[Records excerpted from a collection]
━━━

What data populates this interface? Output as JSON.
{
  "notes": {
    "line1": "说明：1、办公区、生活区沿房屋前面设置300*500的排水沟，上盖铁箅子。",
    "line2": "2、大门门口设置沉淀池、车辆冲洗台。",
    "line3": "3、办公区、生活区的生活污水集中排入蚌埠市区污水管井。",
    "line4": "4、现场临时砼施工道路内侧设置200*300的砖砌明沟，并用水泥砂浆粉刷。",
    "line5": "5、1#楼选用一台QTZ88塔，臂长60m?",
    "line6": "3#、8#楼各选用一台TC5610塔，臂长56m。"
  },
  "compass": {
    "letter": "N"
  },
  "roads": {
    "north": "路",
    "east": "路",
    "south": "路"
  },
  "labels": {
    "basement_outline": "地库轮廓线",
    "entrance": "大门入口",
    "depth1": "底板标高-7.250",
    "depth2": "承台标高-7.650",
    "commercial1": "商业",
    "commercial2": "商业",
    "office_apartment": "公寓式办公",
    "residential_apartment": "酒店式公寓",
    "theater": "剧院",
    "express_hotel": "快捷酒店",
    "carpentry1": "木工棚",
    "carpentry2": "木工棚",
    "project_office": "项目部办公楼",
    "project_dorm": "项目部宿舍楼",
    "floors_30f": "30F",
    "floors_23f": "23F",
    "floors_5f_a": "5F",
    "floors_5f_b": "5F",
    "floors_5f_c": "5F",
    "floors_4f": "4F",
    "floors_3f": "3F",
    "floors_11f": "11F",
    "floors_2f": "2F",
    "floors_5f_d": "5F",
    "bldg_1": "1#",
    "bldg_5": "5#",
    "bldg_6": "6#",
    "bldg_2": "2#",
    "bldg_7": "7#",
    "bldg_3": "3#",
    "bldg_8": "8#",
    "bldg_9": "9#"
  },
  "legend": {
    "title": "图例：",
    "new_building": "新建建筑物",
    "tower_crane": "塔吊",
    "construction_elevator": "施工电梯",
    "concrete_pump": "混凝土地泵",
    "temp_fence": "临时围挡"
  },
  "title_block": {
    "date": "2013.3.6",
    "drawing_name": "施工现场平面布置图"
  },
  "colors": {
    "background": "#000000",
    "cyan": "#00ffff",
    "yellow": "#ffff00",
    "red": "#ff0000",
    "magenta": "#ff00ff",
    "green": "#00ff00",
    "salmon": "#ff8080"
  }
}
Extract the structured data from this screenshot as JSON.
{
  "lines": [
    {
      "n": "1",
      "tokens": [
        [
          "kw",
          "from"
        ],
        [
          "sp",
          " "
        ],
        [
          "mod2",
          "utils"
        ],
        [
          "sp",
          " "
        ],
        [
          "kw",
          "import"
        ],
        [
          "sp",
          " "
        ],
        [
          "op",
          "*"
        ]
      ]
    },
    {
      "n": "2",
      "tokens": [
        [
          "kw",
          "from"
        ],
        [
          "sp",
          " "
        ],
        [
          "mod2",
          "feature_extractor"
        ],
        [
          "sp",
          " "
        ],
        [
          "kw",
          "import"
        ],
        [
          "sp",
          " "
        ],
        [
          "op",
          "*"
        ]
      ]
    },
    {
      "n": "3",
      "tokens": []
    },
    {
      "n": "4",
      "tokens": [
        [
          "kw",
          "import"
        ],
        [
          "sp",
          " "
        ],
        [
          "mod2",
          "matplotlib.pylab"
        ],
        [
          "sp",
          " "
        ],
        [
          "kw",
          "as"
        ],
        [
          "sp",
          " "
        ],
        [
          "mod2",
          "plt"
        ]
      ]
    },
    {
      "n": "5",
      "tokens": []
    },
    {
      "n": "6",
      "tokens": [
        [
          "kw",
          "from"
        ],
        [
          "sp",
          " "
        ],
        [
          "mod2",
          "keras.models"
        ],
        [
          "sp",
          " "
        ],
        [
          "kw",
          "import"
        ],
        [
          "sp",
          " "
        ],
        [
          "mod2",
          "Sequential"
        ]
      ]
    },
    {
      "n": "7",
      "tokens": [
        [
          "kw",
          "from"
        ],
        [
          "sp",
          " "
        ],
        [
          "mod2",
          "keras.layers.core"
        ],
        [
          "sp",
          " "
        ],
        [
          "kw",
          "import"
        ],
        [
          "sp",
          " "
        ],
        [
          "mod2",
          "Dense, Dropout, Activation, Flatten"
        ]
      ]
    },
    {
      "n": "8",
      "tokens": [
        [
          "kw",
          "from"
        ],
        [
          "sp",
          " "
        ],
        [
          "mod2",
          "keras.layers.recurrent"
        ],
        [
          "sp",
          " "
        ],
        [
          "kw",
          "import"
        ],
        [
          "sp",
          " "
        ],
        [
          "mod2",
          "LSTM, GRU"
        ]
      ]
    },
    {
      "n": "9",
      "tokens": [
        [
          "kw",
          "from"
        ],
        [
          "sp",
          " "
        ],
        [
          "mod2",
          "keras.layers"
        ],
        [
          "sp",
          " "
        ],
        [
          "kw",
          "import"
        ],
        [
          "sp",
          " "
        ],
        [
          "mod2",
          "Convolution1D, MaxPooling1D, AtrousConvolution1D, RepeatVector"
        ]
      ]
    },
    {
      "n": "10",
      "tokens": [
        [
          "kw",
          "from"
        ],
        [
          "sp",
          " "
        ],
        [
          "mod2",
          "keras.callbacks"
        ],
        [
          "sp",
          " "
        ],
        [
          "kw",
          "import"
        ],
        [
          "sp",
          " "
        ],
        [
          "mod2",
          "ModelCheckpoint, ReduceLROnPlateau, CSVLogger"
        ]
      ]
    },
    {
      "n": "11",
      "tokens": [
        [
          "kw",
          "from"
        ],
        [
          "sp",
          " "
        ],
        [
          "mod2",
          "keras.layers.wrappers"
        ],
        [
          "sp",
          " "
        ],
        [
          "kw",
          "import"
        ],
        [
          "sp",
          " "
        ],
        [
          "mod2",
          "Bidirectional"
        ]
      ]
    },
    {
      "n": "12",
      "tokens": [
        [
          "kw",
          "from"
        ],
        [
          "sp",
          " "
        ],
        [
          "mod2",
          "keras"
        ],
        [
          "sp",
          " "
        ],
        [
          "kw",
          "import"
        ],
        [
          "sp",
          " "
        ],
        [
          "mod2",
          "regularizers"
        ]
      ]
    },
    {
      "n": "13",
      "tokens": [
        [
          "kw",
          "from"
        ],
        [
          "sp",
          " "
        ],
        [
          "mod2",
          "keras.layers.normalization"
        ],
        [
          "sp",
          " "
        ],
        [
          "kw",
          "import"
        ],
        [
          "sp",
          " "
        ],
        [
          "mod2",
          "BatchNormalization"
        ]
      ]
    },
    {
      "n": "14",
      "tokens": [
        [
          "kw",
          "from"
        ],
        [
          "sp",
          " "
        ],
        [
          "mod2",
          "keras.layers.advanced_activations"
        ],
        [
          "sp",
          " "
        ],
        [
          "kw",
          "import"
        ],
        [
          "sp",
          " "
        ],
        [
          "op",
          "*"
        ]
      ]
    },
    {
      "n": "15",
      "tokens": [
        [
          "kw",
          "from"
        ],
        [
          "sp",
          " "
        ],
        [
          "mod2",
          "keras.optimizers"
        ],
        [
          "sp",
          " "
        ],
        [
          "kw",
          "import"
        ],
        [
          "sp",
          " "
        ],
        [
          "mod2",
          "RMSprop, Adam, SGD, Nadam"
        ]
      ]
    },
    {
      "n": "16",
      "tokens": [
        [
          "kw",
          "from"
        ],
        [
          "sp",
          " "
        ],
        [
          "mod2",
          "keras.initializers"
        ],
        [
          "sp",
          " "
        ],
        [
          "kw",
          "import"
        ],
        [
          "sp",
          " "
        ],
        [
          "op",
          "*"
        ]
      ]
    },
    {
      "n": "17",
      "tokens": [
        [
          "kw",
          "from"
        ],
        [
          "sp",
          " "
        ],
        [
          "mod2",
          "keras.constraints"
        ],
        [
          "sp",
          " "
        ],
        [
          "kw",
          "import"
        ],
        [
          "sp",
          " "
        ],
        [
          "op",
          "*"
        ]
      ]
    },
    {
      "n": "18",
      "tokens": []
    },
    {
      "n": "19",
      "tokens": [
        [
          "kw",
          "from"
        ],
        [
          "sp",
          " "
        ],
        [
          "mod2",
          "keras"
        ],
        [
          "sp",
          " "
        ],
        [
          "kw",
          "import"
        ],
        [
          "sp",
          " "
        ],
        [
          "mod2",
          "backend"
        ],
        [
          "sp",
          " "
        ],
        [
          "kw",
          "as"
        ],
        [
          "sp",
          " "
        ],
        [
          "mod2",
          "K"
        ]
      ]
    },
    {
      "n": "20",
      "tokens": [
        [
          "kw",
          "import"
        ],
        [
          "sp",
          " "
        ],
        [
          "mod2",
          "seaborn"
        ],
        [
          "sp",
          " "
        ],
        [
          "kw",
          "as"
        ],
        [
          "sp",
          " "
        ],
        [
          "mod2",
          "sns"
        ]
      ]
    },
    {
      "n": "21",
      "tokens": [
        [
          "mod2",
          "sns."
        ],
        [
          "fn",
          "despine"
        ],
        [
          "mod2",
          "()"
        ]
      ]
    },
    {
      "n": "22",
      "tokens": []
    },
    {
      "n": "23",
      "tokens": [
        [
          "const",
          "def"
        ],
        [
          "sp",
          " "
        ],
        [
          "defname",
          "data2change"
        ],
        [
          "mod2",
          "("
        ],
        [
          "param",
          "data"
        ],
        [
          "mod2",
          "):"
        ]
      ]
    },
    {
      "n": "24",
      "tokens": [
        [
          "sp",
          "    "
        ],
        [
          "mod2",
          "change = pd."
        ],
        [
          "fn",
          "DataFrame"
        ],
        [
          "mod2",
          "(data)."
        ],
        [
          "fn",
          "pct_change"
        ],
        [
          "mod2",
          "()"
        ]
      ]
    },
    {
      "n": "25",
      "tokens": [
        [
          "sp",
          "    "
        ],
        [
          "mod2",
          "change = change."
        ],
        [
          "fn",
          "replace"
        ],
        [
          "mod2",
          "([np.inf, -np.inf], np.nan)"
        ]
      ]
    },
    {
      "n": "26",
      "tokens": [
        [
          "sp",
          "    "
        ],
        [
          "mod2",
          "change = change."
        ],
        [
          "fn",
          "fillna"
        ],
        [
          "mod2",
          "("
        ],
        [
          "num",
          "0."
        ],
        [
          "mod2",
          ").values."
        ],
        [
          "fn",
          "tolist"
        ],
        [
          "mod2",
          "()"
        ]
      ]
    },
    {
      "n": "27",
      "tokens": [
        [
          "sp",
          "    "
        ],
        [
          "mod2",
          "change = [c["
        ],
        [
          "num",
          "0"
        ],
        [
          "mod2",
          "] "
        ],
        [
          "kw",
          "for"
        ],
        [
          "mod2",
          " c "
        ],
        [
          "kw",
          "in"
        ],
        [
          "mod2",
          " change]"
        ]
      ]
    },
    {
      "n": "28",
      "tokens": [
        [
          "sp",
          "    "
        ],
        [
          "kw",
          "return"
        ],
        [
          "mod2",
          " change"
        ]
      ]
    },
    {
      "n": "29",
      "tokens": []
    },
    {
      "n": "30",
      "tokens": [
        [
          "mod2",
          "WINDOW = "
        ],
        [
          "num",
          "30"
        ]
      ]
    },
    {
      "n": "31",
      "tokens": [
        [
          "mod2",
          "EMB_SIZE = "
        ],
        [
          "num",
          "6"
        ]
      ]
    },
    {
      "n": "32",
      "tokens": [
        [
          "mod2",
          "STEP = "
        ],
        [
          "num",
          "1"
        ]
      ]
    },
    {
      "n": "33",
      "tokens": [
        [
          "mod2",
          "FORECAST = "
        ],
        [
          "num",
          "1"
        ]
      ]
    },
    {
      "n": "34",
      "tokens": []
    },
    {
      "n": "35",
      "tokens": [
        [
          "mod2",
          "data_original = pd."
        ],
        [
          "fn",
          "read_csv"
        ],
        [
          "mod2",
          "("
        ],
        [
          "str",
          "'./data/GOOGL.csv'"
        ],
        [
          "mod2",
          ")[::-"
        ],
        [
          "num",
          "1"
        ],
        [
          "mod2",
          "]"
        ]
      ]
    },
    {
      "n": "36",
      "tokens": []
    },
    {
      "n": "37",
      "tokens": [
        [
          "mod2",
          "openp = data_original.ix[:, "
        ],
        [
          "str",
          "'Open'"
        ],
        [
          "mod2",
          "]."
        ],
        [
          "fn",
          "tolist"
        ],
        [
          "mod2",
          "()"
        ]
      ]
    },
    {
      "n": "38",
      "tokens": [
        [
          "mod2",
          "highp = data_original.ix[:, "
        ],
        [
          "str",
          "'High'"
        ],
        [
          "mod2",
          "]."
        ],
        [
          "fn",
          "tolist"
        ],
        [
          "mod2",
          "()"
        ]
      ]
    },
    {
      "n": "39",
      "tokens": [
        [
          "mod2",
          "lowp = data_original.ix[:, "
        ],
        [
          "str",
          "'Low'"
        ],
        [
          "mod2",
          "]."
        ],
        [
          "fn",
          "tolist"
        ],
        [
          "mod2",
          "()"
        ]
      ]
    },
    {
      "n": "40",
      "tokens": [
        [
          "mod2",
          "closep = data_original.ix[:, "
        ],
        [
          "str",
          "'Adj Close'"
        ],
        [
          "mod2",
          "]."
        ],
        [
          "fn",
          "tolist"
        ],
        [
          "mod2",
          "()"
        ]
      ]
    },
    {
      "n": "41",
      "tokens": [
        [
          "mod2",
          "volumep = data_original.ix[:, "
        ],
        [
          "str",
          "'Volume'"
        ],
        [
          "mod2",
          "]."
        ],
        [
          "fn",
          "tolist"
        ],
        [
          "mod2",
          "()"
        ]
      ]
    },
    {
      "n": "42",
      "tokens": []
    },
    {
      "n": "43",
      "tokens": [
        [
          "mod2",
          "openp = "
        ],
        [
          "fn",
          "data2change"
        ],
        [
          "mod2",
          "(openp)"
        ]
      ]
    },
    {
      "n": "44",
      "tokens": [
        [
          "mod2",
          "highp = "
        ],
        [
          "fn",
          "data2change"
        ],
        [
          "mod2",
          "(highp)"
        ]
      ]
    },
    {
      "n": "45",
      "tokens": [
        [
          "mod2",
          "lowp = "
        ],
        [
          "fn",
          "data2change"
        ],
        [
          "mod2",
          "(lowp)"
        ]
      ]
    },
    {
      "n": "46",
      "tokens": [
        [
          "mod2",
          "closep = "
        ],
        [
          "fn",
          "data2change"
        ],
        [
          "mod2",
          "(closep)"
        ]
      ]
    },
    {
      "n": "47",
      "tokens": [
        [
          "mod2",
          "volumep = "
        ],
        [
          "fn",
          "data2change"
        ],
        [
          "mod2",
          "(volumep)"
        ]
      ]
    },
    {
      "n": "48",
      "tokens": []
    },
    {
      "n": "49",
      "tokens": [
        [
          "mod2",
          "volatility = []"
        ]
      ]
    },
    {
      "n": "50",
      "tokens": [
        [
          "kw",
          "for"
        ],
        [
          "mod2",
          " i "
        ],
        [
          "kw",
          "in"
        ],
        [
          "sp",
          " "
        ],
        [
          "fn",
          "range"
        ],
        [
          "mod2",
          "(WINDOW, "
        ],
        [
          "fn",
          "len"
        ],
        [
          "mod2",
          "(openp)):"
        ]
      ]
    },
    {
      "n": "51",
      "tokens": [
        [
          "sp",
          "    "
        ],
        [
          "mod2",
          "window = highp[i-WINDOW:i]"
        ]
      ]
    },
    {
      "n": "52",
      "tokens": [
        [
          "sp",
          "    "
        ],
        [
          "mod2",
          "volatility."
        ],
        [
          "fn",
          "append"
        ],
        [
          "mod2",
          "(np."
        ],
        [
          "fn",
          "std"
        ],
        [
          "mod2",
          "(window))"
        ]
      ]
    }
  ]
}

━━━

> _Task objective_: What is the number of lines that contain "highp"? Reply with that number alone.

> _Solution for this exercise_: 4